(Extracted data entries)
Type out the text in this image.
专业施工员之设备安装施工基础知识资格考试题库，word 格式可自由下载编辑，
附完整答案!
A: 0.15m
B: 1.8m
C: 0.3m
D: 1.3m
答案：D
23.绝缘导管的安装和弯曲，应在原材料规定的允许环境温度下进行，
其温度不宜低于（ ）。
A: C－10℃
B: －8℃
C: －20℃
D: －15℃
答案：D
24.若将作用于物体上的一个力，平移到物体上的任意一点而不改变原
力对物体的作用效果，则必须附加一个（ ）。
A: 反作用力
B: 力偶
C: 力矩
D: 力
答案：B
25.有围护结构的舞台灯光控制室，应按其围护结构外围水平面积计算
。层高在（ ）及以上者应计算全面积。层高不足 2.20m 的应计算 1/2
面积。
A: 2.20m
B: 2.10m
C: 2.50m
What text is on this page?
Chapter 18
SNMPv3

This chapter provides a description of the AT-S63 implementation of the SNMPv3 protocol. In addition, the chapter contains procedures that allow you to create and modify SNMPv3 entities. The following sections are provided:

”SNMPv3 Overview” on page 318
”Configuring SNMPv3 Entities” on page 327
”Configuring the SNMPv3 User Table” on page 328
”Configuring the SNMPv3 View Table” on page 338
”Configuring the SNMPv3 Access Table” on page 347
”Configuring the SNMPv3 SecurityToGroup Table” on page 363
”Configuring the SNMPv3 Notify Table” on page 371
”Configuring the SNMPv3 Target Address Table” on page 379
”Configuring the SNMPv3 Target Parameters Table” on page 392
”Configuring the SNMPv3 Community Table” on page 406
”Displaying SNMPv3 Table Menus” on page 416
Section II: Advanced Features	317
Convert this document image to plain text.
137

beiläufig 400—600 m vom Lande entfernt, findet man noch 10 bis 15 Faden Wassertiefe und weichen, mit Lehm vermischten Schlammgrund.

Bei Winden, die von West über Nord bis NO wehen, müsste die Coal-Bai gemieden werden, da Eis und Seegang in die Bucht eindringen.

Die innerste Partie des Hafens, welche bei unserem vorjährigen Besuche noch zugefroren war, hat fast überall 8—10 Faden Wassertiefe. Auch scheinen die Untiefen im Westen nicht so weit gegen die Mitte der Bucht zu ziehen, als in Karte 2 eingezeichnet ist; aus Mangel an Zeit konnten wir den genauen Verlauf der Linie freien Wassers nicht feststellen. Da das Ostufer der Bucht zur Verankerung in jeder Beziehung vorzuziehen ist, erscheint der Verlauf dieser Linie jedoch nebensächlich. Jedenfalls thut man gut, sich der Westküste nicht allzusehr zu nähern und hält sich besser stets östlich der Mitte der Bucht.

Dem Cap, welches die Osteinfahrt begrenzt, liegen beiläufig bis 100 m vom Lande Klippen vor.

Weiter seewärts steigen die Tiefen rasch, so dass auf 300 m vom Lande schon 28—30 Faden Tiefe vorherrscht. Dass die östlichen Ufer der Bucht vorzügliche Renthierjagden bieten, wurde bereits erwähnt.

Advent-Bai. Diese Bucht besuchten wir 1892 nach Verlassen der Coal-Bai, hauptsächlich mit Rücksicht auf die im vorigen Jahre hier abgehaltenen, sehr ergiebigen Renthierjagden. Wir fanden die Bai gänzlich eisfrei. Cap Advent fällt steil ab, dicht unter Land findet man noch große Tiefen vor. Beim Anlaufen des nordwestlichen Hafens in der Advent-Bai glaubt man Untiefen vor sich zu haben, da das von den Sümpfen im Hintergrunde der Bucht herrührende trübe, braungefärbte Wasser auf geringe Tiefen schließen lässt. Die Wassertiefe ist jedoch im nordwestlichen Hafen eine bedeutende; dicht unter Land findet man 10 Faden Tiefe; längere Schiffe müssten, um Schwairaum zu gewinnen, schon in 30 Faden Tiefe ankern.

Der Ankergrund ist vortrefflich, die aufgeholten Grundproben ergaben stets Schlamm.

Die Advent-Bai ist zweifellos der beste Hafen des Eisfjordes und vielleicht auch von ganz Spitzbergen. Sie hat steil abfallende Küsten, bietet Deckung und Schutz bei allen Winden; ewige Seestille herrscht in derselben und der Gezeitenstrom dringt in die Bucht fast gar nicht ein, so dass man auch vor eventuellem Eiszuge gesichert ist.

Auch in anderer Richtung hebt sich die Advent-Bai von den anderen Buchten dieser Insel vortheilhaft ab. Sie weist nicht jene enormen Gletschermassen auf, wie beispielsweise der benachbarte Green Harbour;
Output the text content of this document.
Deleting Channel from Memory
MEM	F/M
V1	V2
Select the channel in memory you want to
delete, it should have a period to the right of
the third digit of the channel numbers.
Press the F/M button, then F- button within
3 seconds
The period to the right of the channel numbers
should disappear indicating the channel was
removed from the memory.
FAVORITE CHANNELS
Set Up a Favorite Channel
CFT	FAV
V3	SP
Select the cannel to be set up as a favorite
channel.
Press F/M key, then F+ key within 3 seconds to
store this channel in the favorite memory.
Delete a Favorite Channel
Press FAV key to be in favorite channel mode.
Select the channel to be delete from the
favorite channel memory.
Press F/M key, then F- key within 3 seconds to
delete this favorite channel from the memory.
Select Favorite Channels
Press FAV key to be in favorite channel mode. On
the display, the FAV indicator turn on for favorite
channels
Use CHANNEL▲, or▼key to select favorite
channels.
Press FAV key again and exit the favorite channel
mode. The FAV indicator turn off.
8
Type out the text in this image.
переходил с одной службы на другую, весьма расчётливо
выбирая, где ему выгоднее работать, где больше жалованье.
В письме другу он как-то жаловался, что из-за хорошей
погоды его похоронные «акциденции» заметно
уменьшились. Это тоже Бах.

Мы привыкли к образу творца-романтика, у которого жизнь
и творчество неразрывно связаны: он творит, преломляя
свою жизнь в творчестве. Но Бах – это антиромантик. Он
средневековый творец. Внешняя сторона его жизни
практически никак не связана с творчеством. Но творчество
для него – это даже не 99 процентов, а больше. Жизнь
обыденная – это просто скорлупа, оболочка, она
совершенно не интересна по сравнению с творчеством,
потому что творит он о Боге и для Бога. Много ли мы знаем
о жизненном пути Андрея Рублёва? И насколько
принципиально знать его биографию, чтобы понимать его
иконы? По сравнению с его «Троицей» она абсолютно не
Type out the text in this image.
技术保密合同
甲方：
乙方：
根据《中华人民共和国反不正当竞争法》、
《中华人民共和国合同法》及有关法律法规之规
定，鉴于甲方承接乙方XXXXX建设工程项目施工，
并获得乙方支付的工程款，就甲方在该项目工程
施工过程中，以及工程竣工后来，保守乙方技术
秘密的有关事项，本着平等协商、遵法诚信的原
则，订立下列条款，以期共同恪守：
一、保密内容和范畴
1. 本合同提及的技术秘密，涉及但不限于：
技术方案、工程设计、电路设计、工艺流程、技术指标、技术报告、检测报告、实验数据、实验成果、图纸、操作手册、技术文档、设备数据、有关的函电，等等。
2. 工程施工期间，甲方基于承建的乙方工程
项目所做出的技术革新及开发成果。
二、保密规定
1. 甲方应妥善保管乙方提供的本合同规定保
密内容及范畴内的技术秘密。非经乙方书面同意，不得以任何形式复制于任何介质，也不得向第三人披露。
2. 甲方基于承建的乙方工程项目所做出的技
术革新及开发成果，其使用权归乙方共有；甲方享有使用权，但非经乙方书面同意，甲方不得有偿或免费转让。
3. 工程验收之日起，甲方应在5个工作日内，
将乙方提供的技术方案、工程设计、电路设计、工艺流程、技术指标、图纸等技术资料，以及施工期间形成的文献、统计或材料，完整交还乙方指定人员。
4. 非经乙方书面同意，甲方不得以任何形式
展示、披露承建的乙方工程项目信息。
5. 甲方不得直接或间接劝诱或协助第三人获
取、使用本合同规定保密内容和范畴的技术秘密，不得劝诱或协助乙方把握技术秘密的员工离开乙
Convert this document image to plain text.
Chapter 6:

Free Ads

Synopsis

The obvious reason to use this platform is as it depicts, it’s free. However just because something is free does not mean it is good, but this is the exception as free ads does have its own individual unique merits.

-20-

== Short exercise ==
Of the lines in the records, how many contain the word "jedoch"? Answer with the number and nothing else.

== Answer to the task ==
2